(YOUR TASKS):
[A] In the records, from the start up to and including the line with "- comments-cell[interactable]: [540, 274, 902, 303]", swap "comments-cell" for "remarks-cell" and leave everything else as it is.
[B] Carry on the text about Georgia and the Trump election investigations from its last sentence.

(READING TEXT):
(begin)

GEORGIA: State in the spotlight with upcoming Fulton County indictment decisions and Dominion case
- Atlanta Journal Constitution: Dominion Voting defamation trial could reverberate in Georgia: When a $1.6 billion defamation lawsuit against Fox News goes to trial in Delaware this week, it will likely include evidence about election tampering and false claims of voter fraud in Georgia. Sworn testimony could be relevant to Fulton County prosecutors as they’re considering charges related to allegations that former President Donald Trump and his allies criminally interfered with the 2020 presidential election in Georgia. The suit by Denver-based Dominion Voting Systems, which manufactured Georgia’s election equipment, alleges that Fox’s on-air hosts and network executives allowed Trump’s supporters to lie about his loss, resulting in severe financial harm to the company. Jury selection is scheduled to begin Thursday, and then the trial would start Monday. What does the defamation case have to do with the Fulton County investigation into election interference? Both probes involve Sidney Powell and Rudy Giuliani, two of the attorneys who aided the Trump campaign’s efforts to reverse the results of the presidential election in Georgia, where Trump lost by less than 12,000 votes to Democrat Joe Biden.
- ABC News: Timeline: Criminal probe into Trump’s efforts to overturn Georgia election results: On Jan. 2, 2021, former President Donald Trump asked Georgia Secretary of State Brad Raffensperger to “find” the votes needed to win the state in the 2020 election. The now-infamous phone call helped spark a criminal investigation launched the following month by Fulton County District Attorney Fani Willis looking into the efforts by Trump and his allies to overturn the results of the 2020 election. Here’s a look at how the probe — one of several investigations involving the former president — has unfolded so far.

(end)

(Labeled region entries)
(begin)

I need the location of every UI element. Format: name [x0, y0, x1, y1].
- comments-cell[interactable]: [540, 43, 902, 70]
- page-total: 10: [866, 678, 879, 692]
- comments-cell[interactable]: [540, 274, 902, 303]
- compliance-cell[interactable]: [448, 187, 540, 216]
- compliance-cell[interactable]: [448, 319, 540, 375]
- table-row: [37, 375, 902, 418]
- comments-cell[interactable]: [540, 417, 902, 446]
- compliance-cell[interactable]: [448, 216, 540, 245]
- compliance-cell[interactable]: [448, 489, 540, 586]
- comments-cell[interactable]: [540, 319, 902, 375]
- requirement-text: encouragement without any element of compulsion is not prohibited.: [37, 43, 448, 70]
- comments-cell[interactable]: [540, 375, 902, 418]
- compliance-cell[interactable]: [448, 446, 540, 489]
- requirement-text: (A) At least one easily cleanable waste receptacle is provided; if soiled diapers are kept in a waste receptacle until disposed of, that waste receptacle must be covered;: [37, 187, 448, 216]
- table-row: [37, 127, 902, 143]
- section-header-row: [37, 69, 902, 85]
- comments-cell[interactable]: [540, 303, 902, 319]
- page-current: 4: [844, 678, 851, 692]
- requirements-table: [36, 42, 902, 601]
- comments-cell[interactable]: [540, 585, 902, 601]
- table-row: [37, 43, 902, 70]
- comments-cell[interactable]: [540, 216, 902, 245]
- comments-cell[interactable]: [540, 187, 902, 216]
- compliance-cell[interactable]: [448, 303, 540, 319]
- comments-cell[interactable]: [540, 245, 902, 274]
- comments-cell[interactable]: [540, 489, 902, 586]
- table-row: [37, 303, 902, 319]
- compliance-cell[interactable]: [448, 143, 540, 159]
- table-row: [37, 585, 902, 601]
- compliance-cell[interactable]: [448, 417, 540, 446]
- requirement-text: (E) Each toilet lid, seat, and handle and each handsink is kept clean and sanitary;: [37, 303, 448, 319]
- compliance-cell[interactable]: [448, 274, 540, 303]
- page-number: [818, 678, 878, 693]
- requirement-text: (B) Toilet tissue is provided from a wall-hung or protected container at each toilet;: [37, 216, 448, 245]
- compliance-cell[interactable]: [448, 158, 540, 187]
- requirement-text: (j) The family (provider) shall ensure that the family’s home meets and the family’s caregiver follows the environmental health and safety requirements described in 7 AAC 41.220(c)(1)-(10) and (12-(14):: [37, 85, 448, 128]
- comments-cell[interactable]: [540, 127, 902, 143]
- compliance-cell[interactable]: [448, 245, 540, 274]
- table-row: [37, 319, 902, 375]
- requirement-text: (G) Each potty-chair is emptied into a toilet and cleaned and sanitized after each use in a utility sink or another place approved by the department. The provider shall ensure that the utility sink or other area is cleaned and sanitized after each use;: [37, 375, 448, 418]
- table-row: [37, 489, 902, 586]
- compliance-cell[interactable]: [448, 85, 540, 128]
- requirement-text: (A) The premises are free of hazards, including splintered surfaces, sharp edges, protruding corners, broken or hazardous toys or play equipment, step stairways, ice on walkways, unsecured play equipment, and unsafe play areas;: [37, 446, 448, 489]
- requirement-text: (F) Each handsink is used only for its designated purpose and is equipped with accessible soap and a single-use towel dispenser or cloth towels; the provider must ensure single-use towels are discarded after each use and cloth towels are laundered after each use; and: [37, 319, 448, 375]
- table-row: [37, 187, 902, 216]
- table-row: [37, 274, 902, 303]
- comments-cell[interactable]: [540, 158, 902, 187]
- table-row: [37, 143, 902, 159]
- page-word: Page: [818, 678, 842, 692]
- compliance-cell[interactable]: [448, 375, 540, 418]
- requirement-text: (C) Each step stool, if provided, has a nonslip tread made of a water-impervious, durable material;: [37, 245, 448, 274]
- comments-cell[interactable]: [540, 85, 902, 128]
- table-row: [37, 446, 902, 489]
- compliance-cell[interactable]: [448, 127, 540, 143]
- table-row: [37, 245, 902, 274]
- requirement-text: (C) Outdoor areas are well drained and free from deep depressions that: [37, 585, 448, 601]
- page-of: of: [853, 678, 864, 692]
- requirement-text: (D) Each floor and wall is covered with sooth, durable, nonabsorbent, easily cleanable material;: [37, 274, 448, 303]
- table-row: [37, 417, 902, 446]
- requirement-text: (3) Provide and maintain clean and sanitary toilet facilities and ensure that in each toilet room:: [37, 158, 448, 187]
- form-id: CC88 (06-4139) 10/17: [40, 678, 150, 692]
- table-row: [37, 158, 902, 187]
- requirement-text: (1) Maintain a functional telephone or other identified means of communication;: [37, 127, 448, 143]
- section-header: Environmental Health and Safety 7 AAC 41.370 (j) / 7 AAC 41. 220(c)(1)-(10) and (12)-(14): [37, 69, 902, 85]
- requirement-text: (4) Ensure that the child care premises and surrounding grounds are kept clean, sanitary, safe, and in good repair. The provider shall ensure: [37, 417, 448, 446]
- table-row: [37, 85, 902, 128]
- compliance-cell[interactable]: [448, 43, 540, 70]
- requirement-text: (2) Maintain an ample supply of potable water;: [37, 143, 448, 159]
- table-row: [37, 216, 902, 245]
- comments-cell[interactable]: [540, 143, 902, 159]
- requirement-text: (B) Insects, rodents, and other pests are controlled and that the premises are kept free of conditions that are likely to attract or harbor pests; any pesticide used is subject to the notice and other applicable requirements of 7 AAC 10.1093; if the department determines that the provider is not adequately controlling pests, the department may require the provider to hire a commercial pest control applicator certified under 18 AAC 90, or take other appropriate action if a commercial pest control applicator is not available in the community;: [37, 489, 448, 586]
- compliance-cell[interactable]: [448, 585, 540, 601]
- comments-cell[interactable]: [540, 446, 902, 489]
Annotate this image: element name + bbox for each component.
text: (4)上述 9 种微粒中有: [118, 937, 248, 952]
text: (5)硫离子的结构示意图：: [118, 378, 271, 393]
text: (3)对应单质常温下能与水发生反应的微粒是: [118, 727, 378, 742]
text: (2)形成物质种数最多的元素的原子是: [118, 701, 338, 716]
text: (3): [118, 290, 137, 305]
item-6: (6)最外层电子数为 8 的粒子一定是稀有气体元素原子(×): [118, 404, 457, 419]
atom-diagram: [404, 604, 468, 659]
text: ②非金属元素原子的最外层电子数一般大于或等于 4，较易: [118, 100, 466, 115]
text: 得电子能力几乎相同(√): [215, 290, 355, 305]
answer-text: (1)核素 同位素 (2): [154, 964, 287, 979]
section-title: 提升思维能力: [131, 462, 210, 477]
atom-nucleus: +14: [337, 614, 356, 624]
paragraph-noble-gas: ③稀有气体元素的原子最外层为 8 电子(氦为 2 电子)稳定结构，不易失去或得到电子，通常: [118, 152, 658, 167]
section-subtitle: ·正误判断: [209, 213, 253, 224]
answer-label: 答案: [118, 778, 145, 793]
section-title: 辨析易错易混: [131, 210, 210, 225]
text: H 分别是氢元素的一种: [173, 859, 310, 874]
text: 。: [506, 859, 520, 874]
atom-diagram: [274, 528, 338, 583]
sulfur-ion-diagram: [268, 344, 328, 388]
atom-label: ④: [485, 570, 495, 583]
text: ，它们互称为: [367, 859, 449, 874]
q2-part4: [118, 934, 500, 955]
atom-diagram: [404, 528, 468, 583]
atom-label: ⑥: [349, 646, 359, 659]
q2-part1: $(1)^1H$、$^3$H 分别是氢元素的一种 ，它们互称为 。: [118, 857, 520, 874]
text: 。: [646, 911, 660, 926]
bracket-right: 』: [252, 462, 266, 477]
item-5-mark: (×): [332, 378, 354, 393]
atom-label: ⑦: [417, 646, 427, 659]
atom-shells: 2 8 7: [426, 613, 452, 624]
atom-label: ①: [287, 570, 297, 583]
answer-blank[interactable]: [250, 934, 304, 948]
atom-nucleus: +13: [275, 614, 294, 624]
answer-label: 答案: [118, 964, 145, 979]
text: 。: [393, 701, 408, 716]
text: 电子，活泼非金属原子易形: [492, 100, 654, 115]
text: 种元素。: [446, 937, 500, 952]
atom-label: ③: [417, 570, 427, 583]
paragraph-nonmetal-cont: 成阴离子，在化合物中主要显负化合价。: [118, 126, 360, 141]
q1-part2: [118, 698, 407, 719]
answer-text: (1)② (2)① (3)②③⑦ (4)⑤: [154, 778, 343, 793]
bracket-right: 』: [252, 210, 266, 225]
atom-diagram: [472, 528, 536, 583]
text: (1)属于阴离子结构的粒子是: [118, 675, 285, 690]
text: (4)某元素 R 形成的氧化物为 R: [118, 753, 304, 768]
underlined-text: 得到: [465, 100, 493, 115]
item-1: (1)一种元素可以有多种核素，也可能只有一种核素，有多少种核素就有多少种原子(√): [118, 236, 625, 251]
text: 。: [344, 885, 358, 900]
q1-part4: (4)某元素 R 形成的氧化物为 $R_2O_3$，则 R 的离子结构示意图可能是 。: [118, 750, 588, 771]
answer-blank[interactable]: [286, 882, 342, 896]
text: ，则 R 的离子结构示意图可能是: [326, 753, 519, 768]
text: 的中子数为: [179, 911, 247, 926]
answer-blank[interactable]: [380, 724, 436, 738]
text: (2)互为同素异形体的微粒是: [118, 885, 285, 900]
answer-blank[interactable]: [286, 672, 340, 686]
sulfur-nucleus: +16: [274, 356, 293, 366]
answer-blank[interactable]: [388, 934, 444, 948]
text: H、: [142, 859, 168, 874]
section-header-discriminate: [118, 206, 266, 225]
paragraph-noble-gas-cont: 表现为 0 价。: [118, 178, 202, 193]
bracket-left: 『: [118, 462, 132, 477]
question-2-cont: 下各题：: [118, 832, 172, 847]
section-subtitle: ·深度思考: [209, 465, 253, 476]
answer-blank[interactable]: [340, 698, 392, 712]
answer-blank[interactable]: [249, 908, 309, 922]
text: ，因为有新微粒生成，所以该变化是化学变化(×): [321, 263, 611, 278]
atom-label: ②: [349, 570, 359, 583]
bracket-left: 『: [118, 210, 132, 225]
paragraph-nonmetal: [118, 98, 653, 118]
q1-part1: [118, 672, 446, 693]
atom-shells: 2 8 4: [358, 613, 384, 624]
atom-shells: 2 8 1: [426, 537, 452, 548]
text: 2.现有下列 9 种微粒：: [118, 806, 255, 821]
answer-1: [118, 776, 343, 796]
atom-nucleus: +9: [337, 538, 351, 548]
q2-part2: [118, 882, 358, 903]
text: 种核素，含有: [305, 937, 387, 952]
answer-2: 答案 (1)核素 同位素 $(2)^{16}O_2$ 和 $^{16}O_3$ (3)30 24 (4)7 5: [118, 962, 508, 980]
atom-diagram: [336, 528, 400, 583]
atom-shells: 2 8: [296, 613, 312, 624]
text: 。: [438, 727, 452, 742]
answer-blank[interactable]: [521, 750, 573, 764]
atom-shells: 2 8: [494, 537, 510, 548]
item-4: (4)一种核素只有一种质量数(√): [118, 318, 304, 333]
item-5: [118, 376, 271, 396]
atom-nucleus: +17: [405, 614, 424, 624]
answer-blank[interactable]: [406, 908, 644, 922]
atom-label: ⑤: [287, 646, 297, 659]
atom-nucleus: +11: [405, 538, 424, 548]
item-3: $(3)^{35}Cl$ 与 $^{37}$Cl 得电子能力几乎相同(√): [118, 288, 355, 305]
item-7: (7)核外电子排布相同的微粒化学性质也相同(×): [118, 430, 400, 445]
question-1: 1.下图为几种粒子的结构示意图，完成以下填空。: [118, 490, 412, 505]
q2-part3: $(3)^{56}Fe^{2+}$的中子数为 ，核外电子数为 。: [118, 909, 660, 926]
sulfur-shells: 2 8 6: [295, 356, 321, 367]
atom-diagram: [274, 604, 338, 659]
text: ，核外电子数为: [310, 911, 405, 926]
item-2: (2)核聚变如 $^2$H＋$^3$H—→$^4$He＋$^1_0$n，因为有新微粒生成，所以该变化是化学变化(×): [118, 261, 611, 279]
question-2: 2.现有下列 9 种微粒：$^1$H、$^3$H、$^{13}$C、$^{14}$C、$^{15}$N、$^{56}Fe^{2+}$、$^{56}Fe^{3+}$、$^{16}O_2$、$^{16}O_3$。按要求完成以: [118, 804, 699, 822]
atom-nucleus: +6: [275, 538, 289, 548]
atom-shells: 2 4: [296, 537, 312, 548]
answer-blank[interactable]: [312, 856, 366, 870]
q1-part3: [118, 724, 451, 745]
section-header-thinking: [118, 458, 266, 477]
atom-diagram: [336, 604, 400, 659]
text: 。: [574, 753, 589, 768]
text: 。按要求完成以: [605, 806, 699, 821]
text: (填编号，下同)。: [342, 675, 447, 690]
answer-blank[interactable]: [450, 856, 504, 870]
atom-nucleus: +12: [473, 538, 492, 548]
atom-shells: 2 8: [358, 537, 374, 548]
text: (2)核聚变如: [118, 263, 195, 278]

(end)

(ANSWERS PER TASK):
[A]
I need the location of every UI element. Format: name [x0, y0, x1, y1].
- remarks-cell[interactable]: [540, 43, 902, 70]
- page-total: 10: [866, 678, 879, 692]
- remarks-cell[interactable]: [540, 274, 902, 303]

[B]
FLORIDA: Senate moves to make 27 changes to state’s Elections Code, making it more difficult to vote
- Orlando Sentinel: Yet another scheme to make it harder to vote in Florida: Here we go again. Like the dogwoods that bloom every spring in Tallahassee, the Legislature’s annual obsession with making it harder to vote has returned — just as we all knew it would. It isn’t pretty. It isn’t necessary. And it isn’t right.The Senate sprang a 98-page elections bill on the public with scant 24 hours notice before a recent committee hearing. Naturally, concerned citizens who traveled to Tallahassee from throughout the state had one minute to testify. As some raced through prepared remarks, they sounded like the old Federal Express commercial. You can’t blame them. There’s a lot not to like in this bill. It has more than two dozen specific changes to an elections code that also underwent major changes in 2021 and 2022 — even after trouble-free elections. A year ago, Gov. Ron DeSantis got his elections police force. The year before, the Legislature restricted the use of ballot drop boxes. This time, the targets are first-time voters such as college students, and groups that register new voters.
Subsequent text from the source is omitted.